Below is a listing; write it out exactly and drop any images from it.

↓

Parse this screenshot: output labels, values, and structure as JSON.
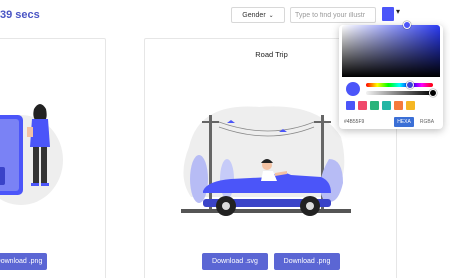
{
  "header": {
    "timer_text": "39 secs",
    "gender_label": "Gender",
    "search_placeholder": "Type to find your illustr",
    "selected_color": "#4b55f9"
  },
  "cards": [
    {
      "title": "s",
      "buttons": [
        "Download .png"
      ]
    },
    {
      "title": "Road Trip",
      "buttons": [
        "Download .svg",
        "Download .png"
      ]
    }
  ],
  "color_picker": {
    "hue_color": "#2b3bf3",
    "preview_color": "#4b55f9",
    "presets": [
      "#4b55f9",
      "#f0486b",
      "#2ab37a",
      "#23b6a4",
      "#f57a3a",
      "#f5b623"
    ],
    "hex_value": "#4B55F9",
    "format_hexa": "HEXA",
    "format_rgba": "RGBA",
    "active_format": "HEXA"
  }
}
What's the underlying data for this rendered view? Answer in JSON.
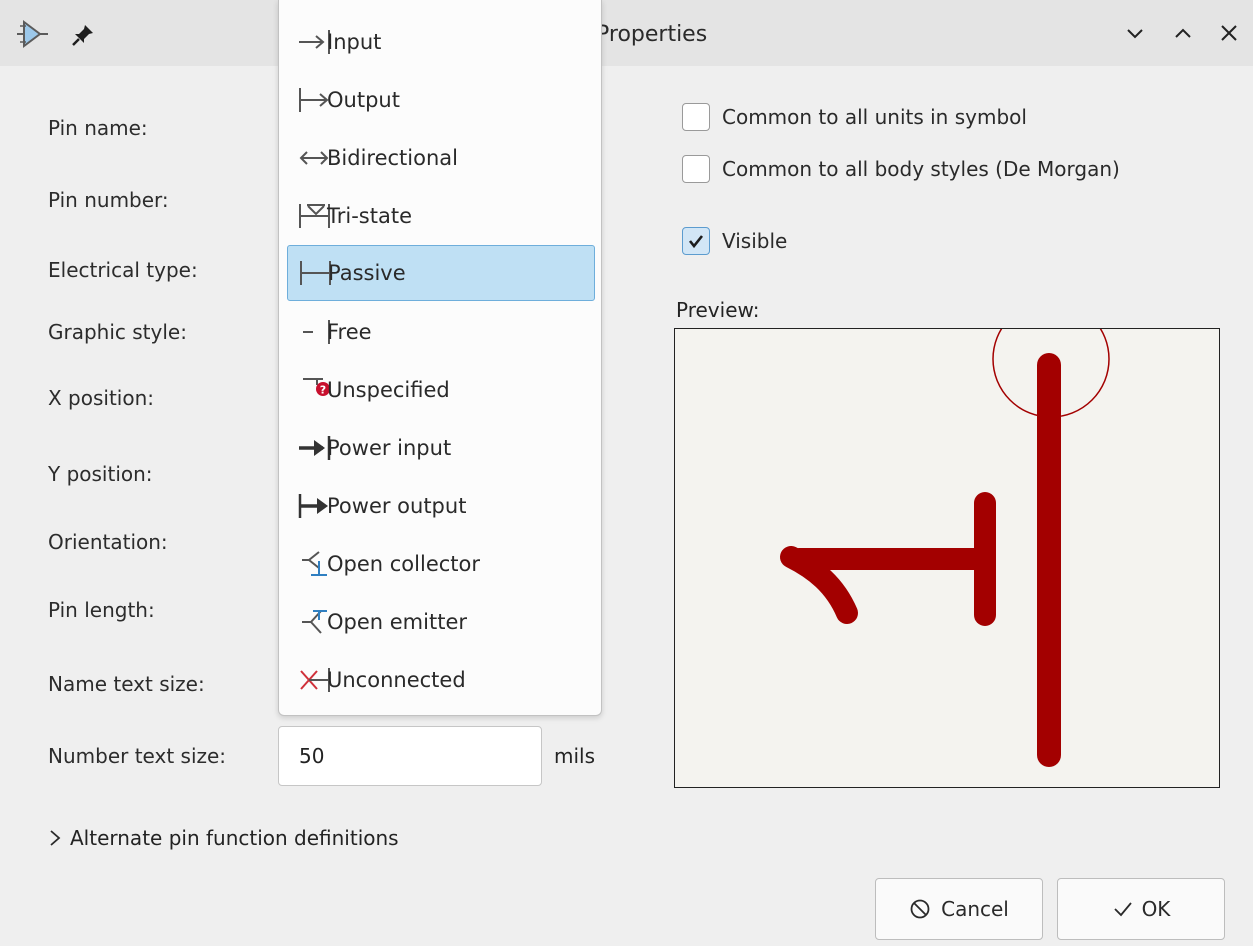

↑

• _Written solution_
Parse this screenshot: output labels, values, and structure as JSON.
{
  "header": {
    "timer_text": "39 secs",
    "gender_label": "Gender",
    "search_placeholder": "Type to find your illustr",
    "selected_color": "#4b55f9"
  },
  "cards": [
    {
      "title": "s",
      "buttons": [
        "Download .png"
      ]
    },
    {
      "title": "Road Trip",
      "buttons": [
        "Download .svg",
        "Download .png"
      ]
    }
  ],
  "color_picker": {
    "hue_color": "#2b3bf3",
    "preview_color": "#4b55f9",
    "presets": [
      "#4b55f9",
      "#f0486b",
      "#2ab37a",
      "#23b6a4",
      "#f57a3a",
      "#f5b623"
    ],
    "hex_value": "#4B55F9",
    "format_hexa": "HEXA",
    "format_rgba": "RGBA",
    "active_format": "HEXA"
  }
}
What's the underlying data for this rendered view? Answer in JSON.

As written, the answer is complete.